_THE RECORDS:_
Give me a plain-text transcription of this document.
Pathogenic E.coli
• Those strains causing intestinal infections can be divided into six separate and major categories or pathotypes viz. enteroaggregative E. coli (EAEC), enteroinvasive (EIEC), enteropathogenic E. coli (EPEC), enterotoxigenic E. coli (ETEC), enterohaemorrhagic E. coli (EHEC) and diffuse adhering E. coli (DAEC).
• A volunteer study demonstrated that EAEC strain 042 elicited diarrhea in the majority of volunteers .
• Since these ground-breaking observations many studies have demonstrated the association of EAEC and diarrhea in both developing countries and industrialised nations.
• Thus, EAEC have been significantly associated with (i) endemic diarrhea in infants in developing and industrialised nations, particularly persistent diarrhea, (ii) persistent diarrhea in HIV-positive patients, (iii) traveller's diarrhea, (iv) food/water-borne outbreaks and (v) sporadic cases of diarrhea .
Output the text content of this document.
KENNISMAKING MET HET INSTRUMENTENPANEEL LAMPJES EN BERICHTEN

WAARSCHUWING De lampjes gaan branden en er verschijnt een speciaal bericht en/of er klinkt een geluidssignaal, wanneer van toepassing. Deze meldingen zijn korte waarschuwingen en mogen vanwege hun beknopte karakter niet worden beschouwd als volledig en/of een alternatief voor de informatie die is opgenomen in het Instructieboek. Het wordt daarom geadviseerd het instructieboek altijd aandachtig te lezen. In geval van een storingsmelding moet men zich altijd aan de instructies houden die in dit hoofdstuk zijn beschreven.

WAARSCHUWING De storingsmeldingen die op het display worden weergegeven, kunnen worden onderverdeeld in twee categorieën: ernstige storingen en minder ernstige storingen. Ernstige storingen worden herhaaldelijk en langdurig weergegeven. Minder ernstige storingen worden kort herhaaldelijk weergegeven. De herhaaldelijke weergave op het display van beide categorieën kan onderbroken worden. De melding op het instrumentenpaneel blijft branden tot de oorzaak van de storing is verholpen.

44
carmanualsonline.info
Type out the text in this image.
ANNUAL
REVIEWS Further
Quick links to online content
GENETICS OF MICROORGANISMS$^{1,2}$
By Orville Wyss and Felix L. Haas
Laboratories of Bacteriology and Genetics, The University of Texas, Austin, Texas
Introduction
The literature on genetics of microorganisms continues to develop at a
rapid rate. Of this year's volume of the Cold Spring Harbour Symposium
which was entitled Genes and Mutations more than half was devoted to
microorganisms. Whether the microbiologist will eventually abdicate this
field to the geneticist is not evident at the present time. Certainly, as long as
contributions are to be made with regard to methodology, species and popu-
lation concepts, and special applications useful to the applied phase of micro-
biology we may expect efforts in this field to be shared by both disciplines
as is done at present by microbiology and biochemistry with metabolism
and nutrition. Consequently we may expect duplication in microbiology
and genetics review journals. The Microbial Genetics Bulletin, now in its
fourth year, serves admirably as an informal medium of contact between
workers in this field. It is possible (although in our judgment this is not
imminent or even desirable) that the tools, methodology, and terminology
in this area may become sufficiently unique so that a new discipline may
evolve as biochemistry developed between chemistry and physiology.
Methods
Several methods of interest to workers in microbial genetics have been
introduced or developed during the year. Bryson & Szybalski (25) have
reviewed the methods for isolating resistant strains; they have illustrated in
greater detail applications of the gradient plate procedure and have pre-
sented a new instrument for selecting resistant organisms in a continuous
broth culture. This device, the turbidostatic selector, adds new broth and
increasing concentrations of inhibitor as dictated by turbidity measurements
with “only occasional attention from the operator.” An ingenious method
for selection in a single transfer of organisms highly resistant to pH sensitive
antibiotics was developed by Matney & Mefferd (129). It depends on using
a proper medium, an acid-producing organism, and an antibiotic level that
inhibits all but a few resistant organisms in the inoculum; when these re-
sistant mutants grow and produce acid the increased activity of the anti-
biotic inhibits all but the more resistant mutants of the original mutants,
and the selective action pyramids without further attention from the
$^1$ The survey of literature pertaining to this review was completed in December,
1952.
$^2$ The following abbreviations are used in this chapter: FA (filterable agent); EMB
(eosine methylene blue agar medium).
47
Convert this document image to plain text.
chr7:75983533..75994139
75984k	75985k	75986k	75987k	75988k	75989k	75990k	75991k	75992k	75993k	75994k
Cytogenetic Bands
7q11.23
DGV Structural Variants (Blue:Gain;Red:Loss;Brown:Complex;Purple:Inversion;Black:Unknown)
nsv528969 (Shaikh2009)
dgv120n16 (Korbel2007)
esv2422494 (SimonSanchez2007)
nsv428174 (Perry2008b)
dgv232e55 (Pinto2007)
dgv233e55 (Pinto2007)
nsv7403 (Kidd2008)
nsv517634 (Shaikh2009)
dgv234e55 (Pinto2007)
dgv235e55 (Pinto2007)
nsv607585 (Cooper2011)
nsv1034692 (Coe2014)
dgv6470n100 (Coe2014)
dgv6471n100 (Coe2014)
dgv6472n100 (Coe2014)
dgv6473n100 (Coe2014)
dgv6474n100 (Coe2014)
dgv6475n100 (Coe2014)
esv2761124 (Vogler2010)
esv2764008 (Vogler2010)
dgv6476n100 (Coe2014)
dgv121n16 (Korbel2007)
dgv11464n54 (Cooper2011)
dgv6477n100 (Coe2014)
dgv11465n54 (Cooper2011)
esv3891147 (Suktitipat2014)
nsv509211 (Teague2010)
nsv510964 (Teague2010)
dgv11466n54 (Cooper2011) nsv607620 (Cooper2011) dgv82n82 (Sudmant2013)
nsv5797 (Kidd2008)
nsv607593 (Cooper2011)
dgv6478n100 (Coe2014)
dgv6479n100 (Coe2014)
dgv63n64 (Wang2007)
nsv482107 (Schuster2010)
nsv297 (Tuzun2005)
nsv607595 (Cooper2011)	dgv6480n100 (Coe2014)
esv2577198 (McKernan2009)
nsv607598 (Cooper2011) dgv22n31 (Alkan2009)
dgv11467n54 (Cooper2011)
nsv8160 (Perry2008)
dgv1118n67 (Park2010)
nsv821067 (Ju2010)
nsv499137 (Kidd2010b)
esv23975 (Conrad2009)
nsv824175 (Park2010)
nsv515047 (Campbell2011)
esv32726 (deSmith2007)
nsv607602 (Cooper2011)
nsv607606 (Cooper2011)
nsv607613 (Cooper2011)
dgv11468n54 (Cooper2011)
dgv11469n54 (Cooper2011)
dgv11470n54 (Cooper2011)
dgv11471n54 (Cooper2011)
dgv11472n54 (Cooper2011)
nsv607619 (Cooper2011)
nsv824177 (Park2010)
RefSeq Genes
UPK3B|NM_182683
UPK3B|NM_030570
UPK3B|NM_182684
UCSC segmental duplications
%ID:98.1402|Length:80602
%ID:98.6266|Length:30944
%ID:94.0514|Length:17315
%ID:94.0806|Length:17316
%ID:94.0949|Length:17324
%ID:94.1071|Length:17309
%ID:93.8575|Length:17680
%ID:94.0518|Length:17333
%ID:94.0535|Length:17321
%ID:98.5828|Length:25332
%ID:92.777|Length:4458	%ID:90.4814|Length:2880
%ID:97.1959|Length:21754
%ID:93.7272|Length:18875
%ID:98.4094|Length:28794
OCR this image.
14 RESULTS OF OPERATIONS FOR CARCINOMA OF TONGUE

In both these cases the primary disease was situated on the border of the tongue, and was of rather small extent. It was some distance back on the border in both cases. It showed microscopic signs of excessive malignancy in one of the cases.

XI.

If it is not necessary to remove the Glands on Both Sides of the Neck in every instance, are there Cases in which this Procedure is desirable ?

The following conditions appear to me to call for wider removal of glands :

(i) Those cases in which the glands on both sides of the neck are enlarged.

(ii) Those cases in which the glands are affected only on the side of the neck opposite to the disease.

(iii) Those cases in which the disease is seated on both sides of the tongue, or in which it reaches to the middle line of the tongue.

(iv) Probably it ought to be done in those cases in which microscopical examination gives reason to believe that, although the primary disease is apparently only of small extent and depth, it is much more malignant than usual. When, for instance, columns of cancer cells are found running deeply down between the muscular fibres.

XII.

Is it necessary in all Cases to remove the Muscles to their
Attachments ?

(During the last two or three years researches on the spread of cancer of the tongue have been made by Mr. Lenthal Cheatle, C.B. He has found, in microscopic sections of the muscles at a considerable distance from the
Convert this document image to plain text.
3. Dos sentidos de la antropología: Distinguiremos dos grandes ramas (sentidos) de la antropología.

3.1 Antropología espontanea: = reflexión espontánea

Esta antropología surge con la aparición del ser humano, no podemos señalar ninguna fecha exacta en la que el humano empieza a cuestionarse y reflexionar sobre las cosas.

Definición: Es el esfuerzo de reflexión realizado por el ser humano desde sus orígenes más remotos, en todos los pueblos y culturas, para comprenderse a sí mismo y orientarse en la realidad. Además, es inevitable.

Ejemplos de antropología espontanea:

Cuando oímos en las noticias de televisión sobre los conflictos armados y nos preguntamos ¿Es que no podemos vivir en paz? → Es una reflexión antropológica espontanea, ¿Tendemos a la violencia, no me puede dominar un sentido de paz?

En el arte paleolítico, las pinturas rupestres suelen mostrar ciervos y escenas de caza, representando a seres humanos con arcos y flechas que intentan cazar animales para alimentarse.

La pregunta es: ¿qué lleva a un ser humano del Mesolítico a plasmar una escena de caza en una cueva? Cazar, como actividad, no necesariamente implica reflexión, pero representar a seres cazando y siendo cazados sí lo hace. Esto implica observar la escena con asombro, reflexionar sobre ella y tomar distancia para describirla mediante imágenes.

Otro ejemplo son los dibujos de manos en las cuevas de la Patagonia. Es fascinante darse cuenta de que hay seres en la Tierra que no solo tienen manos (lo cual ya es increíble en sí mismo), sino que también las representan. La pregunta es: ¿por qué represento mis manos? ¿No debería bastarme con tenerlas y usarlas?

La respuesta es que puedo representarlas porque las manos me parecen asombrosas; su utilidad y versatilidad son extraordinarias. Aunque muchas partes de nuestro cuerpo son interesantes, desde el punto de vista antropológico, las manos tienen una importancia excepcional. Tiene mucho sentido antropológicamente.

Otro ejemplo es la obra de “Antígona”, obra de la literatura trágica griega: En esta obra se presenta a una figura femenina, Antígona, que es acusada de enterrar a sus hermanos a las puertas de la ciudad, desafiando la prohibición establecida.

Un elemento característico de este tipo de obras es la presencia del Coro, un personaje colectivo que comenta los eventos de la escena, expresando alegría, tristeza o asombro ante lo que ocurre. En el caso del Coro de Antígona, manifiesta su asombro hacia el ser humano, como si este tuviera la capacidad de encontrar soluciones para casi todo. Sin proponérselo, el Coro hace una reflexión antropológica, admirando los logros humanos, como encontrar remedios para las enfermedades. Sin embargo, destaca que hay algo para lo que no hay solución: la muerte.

_WHAT THIS TASK INVOLVES:_ Your answer should consist of each line above in which "podemos" appears.

_SOLUTION TO THIS EXERCISE:_
Esta antropología surge con la aparición del ser humano, no podemos señalar ninguna fecha exacta en la que el humano empieza a cuestionarse y reflexionar sobre las cosas.
Cuando oímos en las noticias de televisión sobre los conflictos armados y nos preguntamos ¿Es que no podemos vivir en paz? → Es una reflexión antropológica espontanea, ¿Tendemos a la violencia, no me puede dominar un sentido de paz?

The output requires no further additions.